Task data
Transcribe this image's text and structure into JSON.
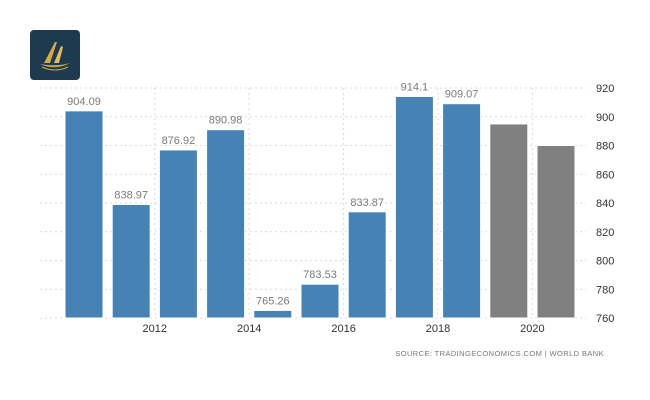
{
  "logo": {
    "icon": "gold-ship-logo-icon"
  },
  "source_text": "SOURCE: TRADINGECONOMICS.COM  |  WORLD BANK",
  "colors": {
    "actual": "#4682b4",
    "forecast": "#808080",
    "grid": "#d9d9d9",
    "bar_border": "#ffffff"
  },
  "chart_data": {
    "type": "bar",
    "x": [
      2011,
      2012,
      2013,
      2014,
      2015,
      2016,
      2017,
      2018,
      2019,
      2020,
      2021
    ],
    "values": [
      904.09,
      838.97,
      876.92,
      890.98,
      765.26,
      783.53,
      833.87,
      914.1,
      909.07,
      895,
      880
    ],
    "labels": [
      "904.09",
      "838.97",
      "876.92",
      "890.98",
      "765.26",
      "783.53",
      "833.87",
      "914.1",
      "909.07",
      "",
      ""
    ],
    "forecast_from_index": 9,
    "x_tick_labels": [
      {
        "index": 1,
        "label": "2012"
      },
      {
        "index": 3,
        "label": "2014"
      },
      {
        "index": 5,
        "label": "2016"
      },
      {
        "index": 7,
        "label": "2018"
      },
      {
        "index": 9,
        "label": "2020"
      }
    ],
    "y_ticks": [
      760,
      780,
      800,
      820,
      840,
      860,
      880,
      900,
      920
    ],
    "ylim": [
      760,
      920
    ],
    "y_axis_side": "right",
    "grid": "dashed-horizontal-and-vertical",
    "title": "",
    "xlabel": "",
    "ylabel": ""
  }
}
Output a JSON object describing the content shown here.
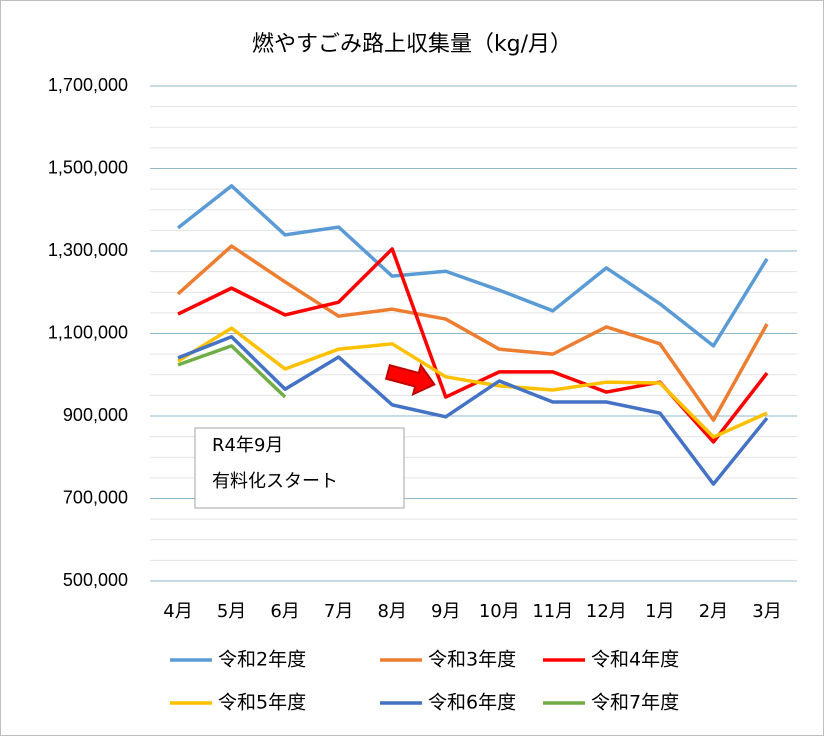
{
  "chart_data": {
    "type": "line",
    "title": "燃やすごみ路上収集量（kg/月）",
    "categories": [
      "4月",
      "5月",
      "6月",
      "7月",
      "8月",
      "9月",
      "10月",
      "11月",
      "12月",
      "1月",
      "2月",
      "3月"
    ],
    "series": [
      {
        "name": "令和2年度",
        "color": "#5b9bd5",
        "values": [
          1356000,
          1458000,
          1339000,
          1358000,
          1239000,
          1251000,
          1205000,
          1155000,
          1259000,
          1172000,
          1070000,
          1281000
        ]
      },
      {
        "name": "令和3年度",
        "color": "#ed7d31",
        "values": [
          1196000,
          1312000,
          1225000,
          1142000,
          1159000,
          1135000,
          1062000,
          1050000,
          1116000,
          1075000,
          890000,
          1123000
        ]
      },
      {
        "name": "令和4年度",
        "color": "#ff0000",
        "values": [
          1147000,
          1210000,
          1145000,
          1176000,
          1305000,
          946000,
          1007000,
          1007000,
          958000,
          982000,
          837000,
          1004000
        ]
      },
      {
        "name": "令和5年度",
        "color": "#ffc000",
        "values": [
          1033000,
          1113000,
          1014000,
          1062000,
          1075000,
          995000,
          973000,
          963000,
          982000,
          980000,
          849000,
          907000
        ]
      },
      {
        "name": "令和6年度",
        "color": "#4472c4",
        "values": [
          1041000,
          1092000,
          965000,
          1043000,
          927000,
          898000,
          985000,
          934000,
          934000,
          907000,
          735000,
          895000
        ]
      },
      {
        "name": "令和7年度",
        "color": "#70ad47",
        "values": [
          1024000,
          1070000,
          946000,
          null,
          null,
          null,
          null,
          null,
          null,
          null,
          null,
          null
        ]
      }
    ],
    "ylim": [
      500000,
      1700000
    ],
    "yticks": [
      {
        "value": 500000,
        "label": "500,000"
      },
      {
        "value": 700000,
        "label": "700,000"
      },
      {
        "value": 900000,
        "label": "900,000"
      },
      {
        "value": 1100000,
        "label": "1,100,000"
      },
      {
        "value": 1300000,
        "label": "1,300,000"
      },
      {
        "value": 1500000,
        "label": "1,500,000"
      },
      {
        "value": 1700000,
        "label": "1,700,000"
      }
    ],
    "minor_yticks": [
      550000,
      600000,
      650000,
      750000,
      800000,
      850000,
      950000,
      1000000,
      1050000,
      1150000,
      1200000,
      1250000,
      1350000,
      1400000,
      1450000,
      1550000,
      1600000,
      1650000
    ],
    "grid": true,
    "annotation": [
      "R4年9月",
      "有料化スタート"
    ],
    "legend": "bottom"
  }
}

To do
Copy each line in full and exactly, omitting any picture.

Written answer
Transcribe this image's text and structure into JSON.
{
  "logo": {
    "icon": "gold-ship-logo-icon"
  },
  "source_text": "SOURCE: TRADINGECONOMICS.COM  |  WORLD BANK",
  "colors": {
    "actual": "#4682b4",
    "forecast": "#808080",
    "grid": "#d9d9d9",
    "bar_border": "#ffffff"
  },
  "chart_data": {
    "type": "bar",
    "x": [
      2011,
      2012,
      2013,
      2014,
      2015,
      2016,
      2017,
      2018,
      2019,
      2020,
      2021
    ],
    "values": [
      904.09,
      838.97,
      876.92,
      890.98,
      765.26,
      783.53,
      833.87,
      914.1,
      909.07,
      895,
      880
    ],
    "labels": [
      "904.09",
      "838.97",
      "876.92",
      "890.98",
      "765.26",
      "783.53",
      "833.87",
      "914.1",
      "909.07",
      "",
      ""
    ],
    "forecast_from_index": 9,
    "x_tick_labels": [
      {
        "index": 1,
        "label": "2012"
      },
      {
        "index": 3,
        "label": "2014"
      },
      {
        "index": 5,
        "label": "2016"
      },
      {
        "index": 7,
        "label": "2018"
      },
      {
        "index": 9,
        "label": "2020"
      }
    ],
    "y_ticks": [
      760,
      780,
      800,
      820,
      840,
      860,
      880,
      900,
      920
    ],
    "ylim": [
      760,
      920
    ],
    "y_axis_side": "right",
    "grid": "dashed-horizontal-and-vertical",
    "title": "",
    "xlabel": "",
    "ylabel": ""
  }
}
Output a JSON object describing the content shown here.
{
  "chart_data": {
    "type": "line",
    "title": "燃やすごみ路上収集量（kg/月）",
    "categories": [
      "4月",
      "5月",
      "6月",
      "7月",
      "8月",
      "9月",
      "10月",
      "11月",
      "12月",
      "1月",
      "2月",
      "3月"
    ],
    "series": [
      {
        "name": "令和2年度",
        "color": "#5b9bd5",
        "values": [
          1356000,
          1458000,
          1339000,
          1358000,
          1239000,
          1251000,
          1205000,
          1155000,
          1259000,
          1172000,
          1070000,
          1281000
        ]
      },
      {
        "name": "令和3年度",
        "color": "#ed7d31",
        "values": [
          1196000,
          1312000,
          1225000,
          1142000,
          1159000,
          1135000,
          1062000,
          1050000,
          1116000,
          1075000,
          890000,
          1123000
        ]
      },
      {
        "name": "令和4年度",
        "color": "#ff0000",
        "values": [
          1147000,
          1210000,
          1145000,
          1176000,
          1305000,
          946000,
          1007000,
          1007000,
          958000,
          982000,
          837000,
          1004000
        ]
      },
      {
        "name": "令和5年度",
        "color": "#ffc000",
        "values": [
          1033000,
          1113000,
          1014000,
          1062000,
          1075000,
          995000,
          973000,
          963000,
          982000,
          980000,
          849000,
          907000
        ]
      },
      {
        "name": "令和6年度",
        "color": "#4472c4",
        "values": [
          1041000,
          1092000,
          965000,
          1043000,
          927000,
          898000,
          985000,
          934000,
          934000,
          907000,
          735000,
          895000
        ]
      },
      {
        "name": "令和7年度",
        "color": "#70ad47",
        "values": [
          1024000,
          1070000,
          946000,
          null,
          null,
          null,
          null,
          null,
          null,
          null,
          null,
          null
        ]
      }
    ],
    "ylim": [
      500000,
      1700000
    ],
    "yticks": [
      {
        "value": 500000,
        "label": "500,000"
      },
      {
        "value": 700000,
        "label": "700,000"
      },
      {
        "value": 900000,
        "label": "900,000"
      },
      {
        "value": 1100000,
        "label": "1,100,000"
      },
      {
        "value": 1300000,
        "label": "1,300,000"
      },
      {
        "value": 1500000,
        "label": "1,500,000"
      },
      {
        "value": 1700000,
        "label": "1,700,000"
      }
    ],
    "minor_yticks": [
      550000,
      600000,
      650000,
      750000,
      800000,
      850000,
      950000,
      1000000,
      1050000,
      1150000,
      1200000,
      1250000,
      1350000,
      1400000,
      1450000,
      1550000,
      1600000,
      1650000
    ],
    "grid": true,
    "annotation": [
      "R4年9月",
      "有料化スタート"
    ],
    "legend": "bottom"
  }
}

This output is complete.